Challenge:
Report how many lines of the material contain the string "swatch". Case matters, and the reply should be the number alone.

## start

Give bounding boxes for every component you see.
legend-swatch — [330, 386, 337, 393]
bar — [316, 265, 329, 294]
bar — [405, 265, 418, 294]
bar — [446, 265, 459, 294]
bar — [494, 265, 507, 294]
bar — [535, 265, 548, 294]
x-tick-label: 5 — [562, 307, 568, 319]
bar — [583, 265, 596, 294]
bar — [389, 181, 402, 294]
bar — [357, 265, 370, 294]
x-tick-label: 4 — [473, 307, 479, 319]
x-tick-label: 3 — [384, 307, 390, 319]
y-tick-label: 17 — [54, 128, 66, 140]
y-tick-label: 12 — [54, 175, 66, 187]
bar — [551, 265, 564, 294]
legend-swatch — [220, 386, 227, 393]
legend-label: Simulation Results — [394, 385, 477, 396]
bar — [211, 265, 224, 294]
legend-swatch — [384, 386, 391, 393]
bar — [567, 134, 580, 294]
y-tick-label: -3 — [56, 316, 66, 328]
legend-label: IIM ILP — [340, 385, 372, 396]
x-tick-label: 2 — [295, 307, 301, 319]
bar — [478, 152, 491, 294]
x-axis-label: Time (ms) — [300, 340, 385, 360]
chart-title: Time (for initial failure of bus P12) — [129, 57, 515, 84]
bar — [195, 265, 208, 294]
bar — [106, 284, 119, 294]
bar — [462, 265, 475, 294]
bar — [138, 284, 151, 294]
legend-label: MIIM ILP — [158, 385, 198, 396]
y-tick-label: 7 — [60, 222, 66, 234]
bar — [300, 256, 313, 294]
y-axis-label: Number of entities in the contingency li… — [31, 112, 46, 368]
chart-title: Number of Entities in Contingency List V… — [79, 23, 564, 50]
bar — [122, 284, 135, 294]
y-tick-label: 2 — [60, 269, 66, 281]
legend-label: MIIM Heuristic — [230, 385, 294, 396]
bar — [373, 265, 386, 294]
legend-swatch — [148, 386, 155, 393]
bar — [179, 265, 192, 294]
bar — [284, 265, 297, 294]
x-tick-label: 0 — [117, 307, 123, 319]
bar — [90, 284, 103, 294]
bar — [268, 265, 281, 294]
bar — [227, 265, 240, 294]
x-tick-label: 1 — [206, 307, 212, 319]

## end

Answer to this exercise:
4